EXERCISE DATA —
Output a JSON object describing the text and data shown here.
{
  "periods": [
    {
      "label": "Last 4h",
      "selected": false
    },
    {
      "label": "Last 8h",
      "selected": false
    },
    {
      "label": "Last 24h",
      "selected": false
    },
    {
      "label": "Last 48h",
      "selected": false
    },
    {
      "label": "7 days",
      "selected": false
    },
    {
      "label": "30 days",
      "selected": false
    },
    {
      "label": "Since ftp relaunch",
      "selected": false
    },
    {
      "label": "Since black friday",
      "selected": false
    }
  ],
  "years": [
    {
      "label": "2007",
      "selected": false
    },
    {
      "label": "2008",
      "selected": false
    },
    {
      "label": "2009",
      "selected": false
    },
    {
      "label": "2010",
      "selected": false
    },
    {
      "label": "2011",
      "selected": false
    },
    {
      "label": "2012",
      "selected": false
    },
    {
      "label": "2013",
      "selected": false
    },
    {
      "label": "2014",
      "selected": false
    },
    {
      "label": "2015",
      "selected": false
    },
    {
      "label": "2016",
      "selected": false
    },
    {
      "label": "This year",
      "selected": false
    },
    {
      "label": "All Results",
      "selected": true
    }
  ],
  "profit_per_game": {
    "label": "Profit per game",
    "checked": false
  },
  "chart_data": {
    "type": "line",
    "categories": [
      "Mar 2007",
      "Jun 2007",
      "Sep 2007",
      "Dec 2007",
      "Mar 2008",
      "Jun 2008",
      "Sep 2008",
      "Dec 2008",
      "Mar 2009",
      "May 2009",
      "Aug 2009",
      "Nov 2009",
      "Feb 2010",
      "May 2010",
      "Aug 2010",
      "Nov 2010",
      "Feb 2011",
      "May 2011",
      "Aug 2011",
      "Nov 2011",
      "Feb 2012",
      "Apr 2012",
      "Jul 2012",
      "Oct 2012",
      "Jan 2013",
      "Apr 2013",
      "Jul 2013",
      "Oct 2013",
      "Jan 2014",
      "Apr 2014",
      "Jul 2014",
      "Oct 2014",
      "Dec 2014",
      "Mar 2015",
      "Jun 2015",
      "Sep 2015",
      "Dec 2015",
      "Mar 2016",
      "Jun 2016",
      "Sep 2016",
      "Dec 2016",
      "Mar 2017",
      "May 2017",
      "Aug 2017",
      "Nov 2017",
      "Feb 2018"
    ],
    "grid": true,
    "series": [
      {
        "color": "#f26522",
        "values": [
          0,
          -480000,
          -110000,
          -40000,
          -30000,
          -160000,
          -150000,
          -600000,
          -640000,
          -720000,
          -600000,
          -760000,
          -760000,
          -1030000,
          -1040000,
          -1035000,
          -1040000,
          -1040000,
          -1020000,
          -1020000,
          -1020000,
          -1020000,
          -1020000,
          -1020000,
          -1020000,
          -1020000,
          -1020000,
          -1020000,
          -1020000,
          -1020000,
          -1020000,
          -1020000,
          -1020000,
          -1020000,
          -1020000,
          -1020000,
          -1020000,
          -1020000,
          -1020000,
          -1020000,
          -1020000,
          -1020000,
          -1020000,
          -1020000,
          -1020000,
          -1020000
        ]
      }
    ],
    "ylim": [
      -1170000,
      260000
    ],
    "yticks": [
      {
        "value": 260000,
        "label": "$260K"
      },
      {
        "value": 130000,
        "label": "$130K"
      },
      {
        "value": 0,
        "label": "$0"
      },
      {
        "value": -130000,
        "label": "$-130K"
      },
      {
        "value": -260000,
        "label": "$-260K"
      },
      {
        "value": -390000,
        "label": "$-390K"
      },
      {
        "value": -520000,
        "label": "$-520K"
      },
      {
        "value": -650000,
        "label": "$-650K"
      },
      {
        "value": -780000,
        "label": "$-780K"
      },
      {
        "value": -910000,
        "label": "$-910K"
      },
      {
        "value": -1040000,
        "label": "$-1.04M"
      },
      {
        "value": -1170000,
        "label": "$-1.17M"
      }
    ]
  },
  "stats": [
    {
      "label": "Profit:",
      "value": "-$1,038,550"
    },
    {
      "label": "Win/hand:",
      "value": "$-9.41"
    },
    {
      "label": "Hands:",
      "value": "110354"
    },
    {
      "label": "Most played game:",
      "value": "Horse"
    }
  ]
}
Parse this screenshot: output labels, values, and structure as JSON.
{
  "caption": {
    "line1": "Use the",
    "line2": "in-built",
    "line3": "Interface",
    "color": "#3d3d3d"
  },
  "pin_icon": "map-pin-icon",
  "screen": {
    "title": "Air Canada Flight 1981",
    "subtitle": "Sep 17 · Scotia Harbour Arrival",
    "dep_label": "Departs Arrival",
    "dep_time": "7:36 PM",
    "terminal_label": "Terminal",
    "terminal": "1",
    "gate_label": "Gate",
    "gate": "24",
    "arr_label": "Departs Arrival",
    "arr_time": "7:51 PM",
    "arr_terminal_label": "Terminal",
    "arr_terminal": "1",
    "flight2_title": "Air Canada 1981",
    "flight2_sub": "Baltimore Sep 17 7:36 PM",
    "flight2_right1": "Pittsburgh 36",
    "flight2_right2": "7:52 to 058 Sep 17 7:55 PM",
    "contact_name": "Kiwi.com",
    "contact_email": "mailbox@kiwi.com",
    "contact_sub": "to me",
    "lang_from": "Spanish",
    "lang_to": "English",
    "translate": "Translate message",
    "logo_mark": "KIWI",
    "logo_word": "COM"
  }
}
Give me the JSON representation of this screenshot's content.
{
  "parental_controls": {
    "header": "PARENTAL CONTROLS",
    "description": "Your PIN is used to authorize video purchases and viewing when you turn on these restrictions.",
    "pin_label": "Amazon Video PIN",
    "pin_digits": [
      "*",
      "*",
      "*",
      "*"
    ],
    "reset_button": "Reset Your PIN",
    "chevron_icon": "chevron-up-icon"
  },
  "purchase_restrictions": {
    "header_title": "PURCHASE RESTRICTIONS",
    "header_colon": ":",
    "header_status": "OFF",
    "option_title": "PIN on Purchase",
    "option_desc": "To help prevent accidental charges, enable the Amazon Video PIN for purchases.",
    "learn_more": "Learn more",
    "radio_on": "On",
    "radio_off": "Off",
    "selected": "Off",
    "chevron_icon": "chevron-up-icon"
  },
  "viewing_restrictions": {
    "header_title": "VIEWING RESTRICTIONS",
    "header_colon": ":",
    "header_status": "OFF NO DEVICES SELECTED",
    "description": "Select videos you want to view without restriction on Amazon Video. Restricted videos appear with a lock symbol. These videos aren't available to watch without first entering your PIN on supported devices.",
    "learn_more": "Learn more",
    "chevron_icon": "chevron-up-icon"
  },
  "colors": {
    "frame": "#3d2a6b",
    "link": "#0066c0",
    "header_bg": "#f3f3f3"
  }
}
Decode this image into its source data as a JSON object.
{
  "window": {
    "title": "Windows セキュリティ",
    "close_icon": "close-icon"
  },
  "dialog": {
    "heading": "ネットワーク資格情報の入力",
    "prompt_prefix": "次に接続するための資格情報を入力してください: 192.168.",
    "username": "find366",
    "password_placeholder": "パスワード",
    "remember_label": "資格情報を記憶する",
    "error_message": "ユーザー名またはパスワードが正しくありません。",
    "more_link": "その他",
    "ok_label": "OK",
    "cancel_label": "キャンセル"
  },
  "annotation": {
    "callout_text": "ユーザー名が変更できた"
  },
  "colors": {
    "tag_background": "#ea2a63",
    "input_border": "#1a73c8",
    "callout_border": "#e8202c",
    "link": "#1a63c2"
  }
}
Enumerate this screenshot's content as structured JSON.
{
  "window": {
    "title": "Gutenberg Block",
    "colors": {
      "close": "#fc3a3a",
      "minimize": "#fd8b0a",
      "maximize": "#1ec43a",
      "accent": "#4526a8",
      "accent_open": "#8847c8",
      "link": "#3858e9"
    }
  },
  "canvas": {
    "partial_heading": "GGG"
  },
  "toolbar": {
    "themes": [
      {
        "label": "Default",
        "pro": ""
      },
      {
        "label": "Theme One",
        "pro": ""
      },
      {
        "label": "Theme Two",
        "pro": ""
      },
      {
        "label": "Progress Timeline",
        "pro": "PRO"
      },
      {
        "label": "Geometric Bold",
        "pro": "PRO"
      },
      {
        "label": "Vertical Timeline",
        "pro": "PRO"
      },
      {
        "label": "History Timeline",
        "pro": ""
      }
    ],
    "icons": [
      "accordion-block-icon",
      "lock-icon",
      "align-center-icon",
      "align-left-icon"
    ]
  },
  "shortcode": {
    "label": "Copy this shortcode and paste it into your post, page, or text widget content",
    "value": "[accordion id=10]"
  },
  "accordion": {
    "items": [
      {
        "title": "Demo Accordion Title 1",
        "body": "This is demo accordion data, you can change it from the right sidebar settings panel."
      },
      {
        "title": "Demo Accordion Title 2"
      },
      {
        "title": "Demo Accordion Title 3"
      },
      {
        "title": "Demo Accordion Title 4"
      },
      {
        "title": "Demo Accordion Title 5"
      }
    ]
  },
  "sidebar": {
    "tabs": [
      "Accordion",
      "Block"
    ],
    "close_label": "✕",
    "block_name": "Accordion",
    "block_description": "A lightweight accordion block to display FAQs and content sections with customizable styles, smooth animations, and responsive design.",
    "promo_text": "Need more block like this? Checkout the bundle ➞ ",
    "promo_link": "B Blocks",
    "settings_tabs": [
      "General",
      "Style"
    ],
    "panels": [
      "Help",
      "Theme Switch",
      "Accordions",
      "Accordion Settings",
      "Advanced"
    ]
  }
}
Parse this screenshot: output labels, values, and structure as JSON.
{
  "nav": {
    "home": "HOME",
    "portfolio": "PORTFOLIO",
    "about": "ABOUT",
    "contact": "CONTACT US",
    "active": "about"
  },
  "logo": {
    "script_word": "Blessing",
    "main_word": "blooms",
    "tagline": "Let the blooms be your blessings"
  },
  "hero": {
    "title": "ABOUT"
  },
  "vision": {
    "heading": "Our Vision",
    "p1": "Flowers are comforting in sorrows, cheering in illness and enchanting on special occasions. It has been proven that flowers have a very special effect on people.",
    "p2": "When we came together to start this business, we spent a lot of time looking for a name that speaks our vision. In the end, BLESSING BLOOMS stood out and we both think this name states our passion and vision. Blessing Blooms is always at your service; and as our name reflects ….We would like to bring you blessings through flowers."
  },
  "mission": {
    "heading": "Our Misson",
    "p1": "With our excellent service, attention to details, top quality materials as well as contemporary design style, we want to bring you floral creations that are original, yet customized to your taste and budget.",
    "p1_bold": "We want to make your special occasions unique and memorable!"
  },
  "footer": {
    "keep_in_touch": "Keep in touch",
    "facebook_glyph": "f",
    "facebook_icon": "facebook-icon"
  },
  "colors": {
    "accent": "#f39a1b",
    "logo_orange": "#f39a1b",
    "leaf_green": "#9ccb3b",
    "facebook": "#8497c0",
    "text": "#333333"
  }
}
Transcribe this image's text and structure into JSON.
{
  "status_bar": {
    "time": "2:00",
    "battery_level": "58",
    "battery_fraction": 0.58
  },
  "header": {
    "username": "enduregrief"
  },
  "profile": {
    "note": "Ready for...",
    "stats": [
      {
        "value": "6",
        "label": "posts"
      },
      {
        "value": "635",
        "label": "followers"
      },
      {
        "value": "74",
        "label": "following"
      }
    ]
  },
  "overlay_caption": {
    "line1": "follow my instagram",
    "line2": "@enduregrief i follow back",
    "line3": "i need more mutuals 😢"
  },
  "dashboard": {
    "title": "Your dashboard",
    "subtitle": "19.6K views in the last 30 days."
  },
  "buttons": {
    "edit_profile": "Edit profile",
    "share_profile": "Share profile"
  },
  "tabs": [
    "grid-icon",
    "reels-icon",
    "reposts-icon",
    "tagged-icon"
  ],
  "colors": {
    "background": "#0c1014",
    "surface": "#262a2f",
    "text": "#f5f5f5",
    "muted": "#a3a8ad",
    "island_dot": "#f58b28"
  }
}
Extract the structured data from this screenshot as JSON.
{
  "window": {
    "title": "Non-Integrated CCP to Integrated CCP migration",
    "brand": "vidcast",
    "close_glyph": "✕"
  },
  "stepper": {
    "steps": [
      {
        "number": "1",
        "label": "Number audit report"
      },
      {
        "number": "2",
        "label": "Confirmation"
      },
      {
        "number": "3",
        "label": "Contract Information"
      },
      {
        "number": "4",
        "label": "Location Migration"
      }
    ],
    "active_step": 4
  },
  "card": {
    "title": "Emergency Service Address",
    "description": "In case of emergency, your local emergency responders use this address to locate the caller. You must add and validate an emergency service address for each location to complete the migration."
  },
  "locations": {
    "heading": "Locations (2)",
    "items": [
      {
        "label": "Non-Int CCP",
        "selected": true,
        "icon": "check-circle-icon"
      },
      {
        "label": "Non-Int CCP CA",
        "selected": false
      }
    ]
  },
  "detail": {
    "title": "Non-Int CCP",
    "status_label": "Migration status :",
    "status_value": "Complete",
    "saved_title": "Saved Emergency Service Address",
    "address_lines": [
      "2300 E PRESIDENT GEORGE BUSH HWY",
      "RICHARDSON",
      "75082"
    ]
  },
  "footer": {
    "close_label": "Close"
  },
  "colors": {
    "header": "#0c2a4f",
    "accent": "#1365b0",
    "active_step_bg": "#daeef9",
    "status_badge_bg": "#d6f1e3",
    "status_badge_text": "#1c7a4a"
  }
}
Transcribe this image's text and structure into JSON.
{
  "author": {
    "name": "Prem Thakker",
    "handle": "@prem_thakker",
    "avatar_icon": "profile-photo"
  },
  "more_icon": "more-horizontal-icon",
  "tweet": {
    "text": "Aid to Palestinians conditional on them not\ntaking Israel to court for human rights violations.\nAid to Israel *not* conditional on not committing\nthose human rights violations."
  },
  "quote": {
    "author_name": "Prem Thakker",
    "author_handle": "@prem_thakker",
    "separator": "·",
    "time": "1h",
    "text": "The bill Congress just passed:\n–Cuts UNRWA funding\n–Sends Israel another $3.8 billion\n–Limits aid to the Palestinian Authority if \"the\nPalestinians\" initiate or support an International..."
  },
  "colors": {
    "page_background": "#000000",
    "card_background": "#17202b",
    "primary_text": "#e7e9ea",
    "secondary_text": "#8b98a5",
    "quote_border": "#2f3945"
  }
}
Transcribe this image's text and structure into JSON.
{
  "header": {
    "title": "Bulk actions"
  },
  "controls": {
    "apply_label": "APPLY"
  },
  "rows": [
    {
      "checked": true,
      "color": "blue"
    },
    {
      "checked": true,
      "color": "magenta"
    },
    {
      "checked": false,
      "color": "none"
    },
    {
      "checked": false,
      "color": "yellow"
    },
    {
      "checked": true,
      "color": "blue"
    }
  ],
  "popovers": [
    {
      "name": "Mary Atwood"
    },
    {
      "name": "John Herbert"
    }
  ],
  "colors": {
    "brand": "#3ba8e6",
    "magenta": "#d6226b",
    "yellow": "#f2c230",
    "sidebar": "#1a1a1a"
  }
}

GOAL OF THE EXERCISE — Search the records for the word "JSON" and copy every line where it occurs.

SOLUTION —
Output a JSON object describing the text and data shown here.
Parse this screenshot: output labels, values, and structure as JSON.
Give me the JSON representation of this screenshot's content.
Decode this image into its source data as a JSON object.
Enumerate this screenshot's content as structured JSON.
Parse this screenshot: output labels, values, and structure as JSON.
Transcribe this image's text and structure into JSON.
Extract the structured data from this screenshot as JSON.
Transcribe this image's text and structure into JSON.
Transcribe this image's text and structure into JSON.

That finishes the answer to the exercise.